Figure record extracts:
------------------------------------------------------------------------
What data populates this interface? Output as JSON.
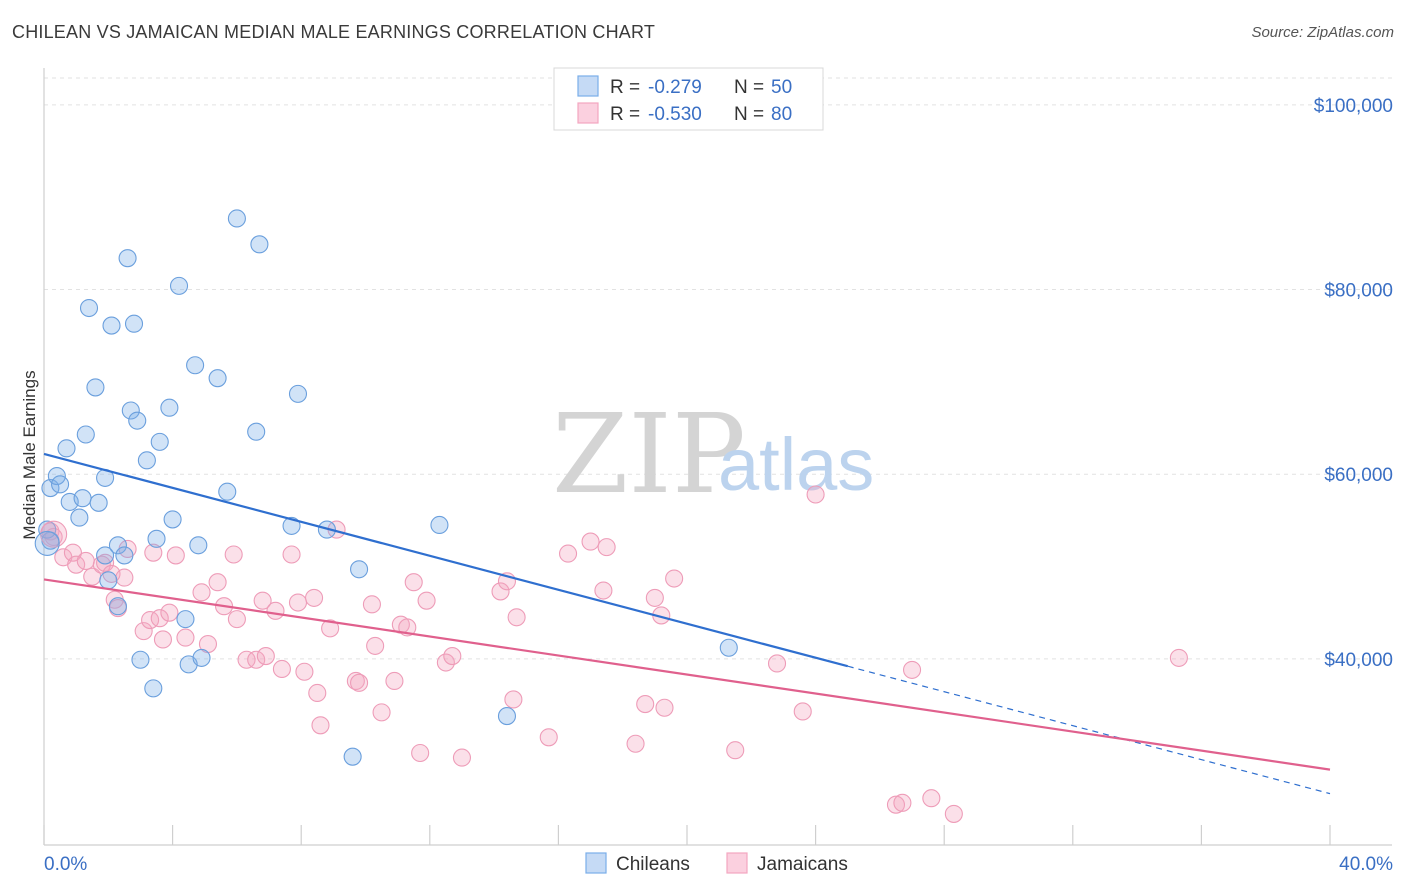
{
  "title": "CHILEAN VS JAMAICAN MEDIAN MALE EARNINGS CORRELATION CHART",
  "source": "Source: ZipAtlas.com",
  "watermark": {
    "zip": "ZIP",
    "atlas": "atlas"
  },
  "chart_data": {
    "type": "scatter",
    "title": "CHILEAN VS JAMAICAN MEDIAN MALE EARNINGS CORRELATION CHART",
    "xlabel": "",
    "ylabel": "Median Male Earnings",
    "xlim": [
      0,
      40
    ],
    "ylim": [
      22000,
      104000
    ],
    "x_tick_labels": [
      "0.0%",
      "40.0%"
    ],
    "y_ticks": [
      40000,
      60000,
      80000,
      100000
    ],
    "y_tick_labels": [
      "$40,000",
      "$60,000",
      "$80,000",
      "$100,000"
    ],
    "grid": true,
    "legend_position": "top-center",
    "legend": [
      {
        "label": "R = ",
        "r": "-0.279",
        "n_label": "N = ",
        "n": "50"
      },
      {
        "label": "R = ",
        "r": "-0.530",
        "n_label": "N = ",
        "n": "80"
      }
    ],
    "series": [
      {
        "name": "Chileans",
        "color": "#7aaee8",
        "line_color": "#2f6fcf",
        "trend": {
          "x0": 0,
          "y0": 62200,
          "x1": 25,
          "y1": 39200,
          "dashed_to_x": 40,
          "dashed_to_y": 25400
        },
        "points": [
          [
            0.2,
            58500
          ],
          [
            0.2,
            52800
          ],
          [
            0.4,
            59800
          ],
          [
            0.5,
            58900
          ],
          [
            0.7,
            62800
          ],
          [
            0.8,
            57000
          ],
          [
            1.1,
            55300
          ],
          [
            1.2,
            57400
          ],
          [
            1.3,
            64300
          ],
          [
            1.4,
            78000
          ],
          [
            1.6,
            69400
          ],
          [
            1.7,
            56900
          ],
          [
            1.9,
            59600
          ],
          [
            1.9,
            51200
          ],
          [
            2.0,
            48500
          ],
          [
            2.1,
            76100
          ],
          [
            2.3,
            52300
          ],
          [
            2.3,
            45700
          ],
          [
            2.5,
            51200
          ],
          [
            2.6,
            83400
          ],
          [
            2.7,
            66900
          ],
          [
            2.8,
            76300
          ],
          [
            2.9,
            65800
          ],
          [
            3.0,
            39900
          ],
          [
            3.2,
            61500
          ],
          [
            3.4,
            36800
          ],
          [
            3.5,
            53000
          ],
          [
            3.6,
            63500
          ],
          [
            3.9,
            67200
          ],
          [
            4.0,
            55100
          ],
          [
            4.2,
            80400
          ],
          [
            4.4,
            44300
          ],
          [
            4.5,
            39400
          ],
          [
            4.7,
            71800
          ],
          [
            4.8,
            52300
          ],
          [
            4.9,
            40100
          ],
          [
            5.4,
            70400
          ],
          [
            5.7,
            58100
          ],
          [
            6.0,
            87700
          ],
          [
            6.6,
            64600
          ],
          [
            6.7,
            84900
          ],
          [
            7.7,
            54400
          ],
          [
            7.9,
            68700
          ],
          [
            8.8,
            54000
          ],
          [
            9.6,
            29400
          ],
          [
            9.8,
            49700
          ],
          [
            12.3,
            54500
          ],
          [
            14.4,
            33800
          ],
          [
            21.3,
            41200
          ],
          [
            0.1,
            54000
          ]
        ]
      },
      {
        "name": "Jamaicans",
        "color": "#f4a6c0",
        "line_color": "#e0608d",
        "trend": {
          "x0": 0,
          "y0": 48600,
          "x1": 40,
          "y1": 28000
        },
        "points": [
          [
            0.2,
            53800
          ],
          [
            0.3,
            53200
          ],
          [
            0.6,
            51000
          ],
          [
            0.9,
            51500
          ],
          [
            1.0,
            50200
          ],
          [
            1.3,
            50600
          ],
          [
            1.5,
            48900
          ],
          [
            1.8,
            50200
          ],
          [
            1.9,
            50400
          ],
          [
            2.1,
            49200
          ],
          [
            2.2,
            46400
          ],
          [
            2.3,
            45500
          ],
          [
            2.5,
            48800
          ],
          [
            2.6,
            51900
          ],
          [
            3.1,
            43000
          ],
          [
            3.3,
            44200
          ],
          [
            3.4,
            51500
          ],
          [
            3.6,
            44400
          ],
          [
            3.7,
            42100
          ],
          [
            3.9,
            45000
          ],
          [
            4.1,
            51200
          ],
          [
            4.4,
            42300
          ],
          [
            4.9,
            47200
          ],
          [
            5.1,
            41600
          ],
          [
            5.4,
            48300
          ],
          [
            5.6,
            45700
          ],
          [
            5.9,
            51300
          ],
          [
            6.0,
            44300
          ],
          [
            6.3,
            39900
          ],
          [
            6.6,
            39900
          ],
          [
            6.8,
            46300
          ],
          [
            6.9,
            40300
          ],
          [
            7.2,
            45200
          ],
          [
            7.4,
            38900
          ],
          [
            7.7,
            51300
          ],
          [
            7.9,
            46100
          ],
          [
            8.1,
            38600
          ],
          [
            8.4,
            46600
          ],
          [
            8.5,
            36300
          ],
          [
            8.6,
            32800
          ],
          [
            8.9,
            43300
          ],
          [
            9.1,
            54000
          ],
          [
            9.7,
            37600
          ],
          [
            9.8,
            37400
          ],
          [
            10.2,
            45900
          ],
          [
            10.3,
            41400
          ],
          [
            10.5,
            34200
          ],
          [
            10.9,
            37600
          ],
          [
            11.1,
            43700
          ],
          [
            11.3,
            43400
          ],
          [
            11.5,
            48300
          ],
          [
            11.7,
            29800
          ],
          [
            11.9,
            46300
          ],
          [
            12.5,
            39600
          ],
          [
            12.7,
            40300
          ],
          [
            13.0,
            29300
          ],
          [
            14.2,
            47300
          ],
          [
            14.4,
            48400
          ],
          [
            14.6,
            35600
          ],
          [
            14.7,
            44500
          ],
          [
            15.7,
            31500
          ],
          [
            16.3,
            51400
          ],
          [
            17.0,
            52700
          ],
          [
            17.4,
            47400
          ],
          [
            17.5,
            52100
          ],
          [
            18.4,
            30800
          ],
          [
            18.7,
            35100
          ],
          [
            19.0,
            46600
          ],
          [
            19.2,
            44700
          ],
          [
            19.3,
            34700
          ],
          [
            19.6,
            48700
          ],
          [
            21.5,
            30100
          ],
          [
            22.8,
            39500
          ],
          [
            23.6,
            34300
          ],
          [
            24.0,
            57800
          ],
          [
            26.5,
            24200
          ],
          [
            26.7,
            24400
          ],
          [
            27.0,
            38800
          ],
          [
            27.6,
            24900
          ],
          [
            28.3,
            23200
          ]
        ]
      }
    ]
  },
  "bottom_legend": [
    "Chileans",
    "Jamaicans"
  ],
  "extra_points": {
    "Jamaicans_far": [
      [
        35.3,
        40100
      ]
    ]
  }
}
------------------------------------------------------------------------
* **What the exercise asks**: Transcribe the records word for word and include no pictures.

* **Finished answer**:
What data populates this interface? Output as JSON.
{
  "title": "CHILEAN VS JAMAICAN MEDIAN MALE EARNINGS CORRELATION CHART",
  "source": "Source: ZipAtlas.com",
  "watermark": {
    "zip": "ZIP",
    "atlas": "atlas"
  },
  "chart_data": {
    "type": "scatter",
    "title": "CHILEAN VS JAMAICAN MEDIAN MALE EARNINGS CORRELATION CHART",
    "xlabel": "",
    "ylabel": "Median Male Earnings",
    "xlim": [
      0,
      40
    ],
    "ylim": [
      22000,
      104000
    ],
    "x_tick_labels": [
      "0.0%",
      "40.0%"
    ],
    "y_ticks": [
      40000,
      60000,
      80000,
      100000
    ],
    "y_tick_labels": [
      "$40,000",
      "$60,000",
      "$80,000",
      "$100,000"
    ],
    "grid": true,
    "legend_position": "top-center",
    "legend": [
      {
        "label": "R = ",
        "r": "-0.279",
        "n_label": "N = ",
        "n": "50"
      },
      {
        "label": "R = ",
        "r": "-0.530",
        "n_label": "N = ",
        "n": "80"
      }
    ],
    "series": [
      {
        "name": "Chileans",
        "color": "#7aaee8",
        "line_color": "#2f6fcf",
        "trend": {
          "x0": 0,
          "y0": 62200,
          "x1": 25,
          "y1": 39200,
          "dashed_to_x": 40,
          "dashed_to_y": 25400
        },
        "points": [
          [
            0.2,
            58500
          ],
          [
            0.2,
            52800
          ],
          [
            0.4,
            59800
          ],
          [
            0.5,
            58900
          ],
          [
            0.7,
            62800
          ],
          [
            0.8,
            57000
          ],
          [
            1.1,
            55300
          ],
          [
            1.2,
            57400
          ],
          [
            1.3,
            64300
          ],
          [
            1.4,
            78000
          ],
          [
            1.6,
            69400
          ],
          [
            1.7,
            56900
          ],
          [
            1.9,
            59600
          ],
          [
            1.9,
            51200
          ],
          [
            2.0,
            48500
          ],
          [
            2.1,
            76100
          ],
          [
            2.3,
            52300
          ],
          [
            2.3,
            45700
          ],
          [
            2.5,
            51200
          ],
          [
            2.6,
            83400
          ],
          [
            2.7,
            66900
          ],
          [
            2.8,
            76300
          ],
          [
            2.9,
            65800
          ],
          [
            3.0,
            39900
          ],
          [
            3.2,
            61500
          ],
          [
            3.4,
            36800
          ],
          [
            3.5,
            53000
          ],
          [
            3.6,
            63500
          ],
          [
            3.9,
            67200
          ],
          [
            4.0,
            55100
          ],
          [
            4.2,
            80400
          ],
          [
            4.4,
            44300
          ],
          [
            4.5,
            39400
          ],
          [
            4.7,
            71800
          ],
          [
            4.8,
            52300
          ],
          [
            4.9,
            40100
          ],
          [
            5.4,
            70400
          ],
          [
            5.7,
            58100
          ],
          [
            6.0,
            87700
          ],
          [
            6.6,
            64600
          ],
          [
            6.7,
            84900
          ],
          [
            7.7,
            54400
          ],
          [
            7.9,
            68700
          ],
          [
            8.8,
            54000
          ],
          [
            9.6,
            29400
          ],
          [
            9.8,
            49700
          ],
          [
            12.3,
            54500
          ],
          [
            14.4,
            33800
          ],
          [
            21.3,
            41200
          ],
          [
            0.1,
            54000
          ]
        ]
      },
      {
        "name": "Jamaicans",
        "color": "#f4a6c0",
        "line_color": "#e0608d",
        "trend": {
          "x0": 0,
          "y0": 48600,
          "x1": 40,
          "y1": 28000
        },
        "points": [
          [
            0.2,
            53800
          ],
          [
            0.3,
            53200
          ],
          [
            0.6,
            51000
          ],
          [
            0.9,
            51500
          ],
          [
            1.0,
            50200
          ],
          [
            1.3,
            50600
          ],
          [
            1.5,
            48900
          ],
          [
            1.8,
            50200
          ],
          [
            1.9,
            50400
          ],
          [
            2.1,
            49200
          ],
          [
            2.2,
            46400
          ],
          [
            2.3,
            45500
          ],
          [
            2.5,
            48800
          ],
          [
            2.6,
            51900
          ],
          [
            3.1,
            43000
          ],
          [
            3.3,
            44200
          ],
          [
            3.4,
            51500
          ],
          [
            3.6,
            44400
          ],
          [
            3.7,
            42100
          ],
          [
            3.9,
            45000
          ],
          [
            4.1,
            51200
          ],
          [
            4.4,
            42300
          ],
          [
            4.9,
            47200
          ],
          [
            5.1,
            41600
          ],
          [
            5.4,
            48300
          ],
          [
            5.6,
            45700
          ],
          [
            5.9,
            51300
          ],
          [
            6.0,
            44300
          ],
          [
            6.3,
            39900
          ],
          [
            6.6,
            39900
          ],
          [
            6.8,
            46300
          ],
          [
            6.9,
            40300
          ],
          [
            7.2,
            45200
          ],
          [
            7.4,
            38900
          ],
          [
            7.7,
            51300
          ],
          [
            7.9,
            46100
          ],
          [
            8.1,
            38600
          ],
          [
            8.4,
            46600
          ],
          [
            8.5,
            36300
          ],
          [
            8.6,
            32800
          ],
          [
            8.9,
            43300
          ],
          [
            9.1,
            54000
          ],
          [
            9.7,
            37600
          ],
          [
            9.8,
            37400
          ],
          [
            10.2,
            45900
          ],
          [
            10.3,
            41400
          ],
          [
            10.5,
            34200
          ],
          [
            10.9,
            37600
          ],
          [
            11.1,
            43700
          ],
          [
            11.3,
            43400
          ],
          [
            11.5,
            48300
          ],
          [
            11.7,
            29800
          ],
          [
            11.9,
            46300
          ],
          [
            12.5,
            39600
          ],
          [
            12.7,
            40300
          ],
          [
            13.0,
            29300
          ],
          [
            14.2,
            47300
          ],
          [
            14.4,
            48400
          ],
          [
            14.6,
            35600
          ],
          [
            14.7,
            44500
          ],
          [
            15.7,
            31500
          ],
          [
            16.3,
            51400
          ],
          [
            17.0,
            52700
          ],
          [
            17.4,
            47400
          ],
          [
            17.5,
            52100
          ],
          [
            18.4,
            30800
          ],
          [
            18.7,
            35100
          ],
          [
            19.0,
            46600
          ],
          [
            19.2,
            44700
          ],
          [
            19.3,
            34700
          ],
          [
            19.6,
            48700
          ],
          [
            21.5,
            30100
          ],
          [
            22.8,
            39500
          ],
          [
            23.6,
            34300
          ],
          [
            24.0,
            57800
          ],
          [
            26.5,
            24200
          ],
          [
            26.7,
            24400
          ],
          [
            27.0,
            38800
          ],
          [
            27.6,
            24900
          ],
          [
            28.3,
            23200
          ]
        ]
      }
    ]
  },
  "bottom_legend": [
    "Chileans",
    "Jamaicans"
  ],
  "extra_points": {
    "Jamaicans_far": [
      [
        35.3,
        40100
      ]
    ]
  }
}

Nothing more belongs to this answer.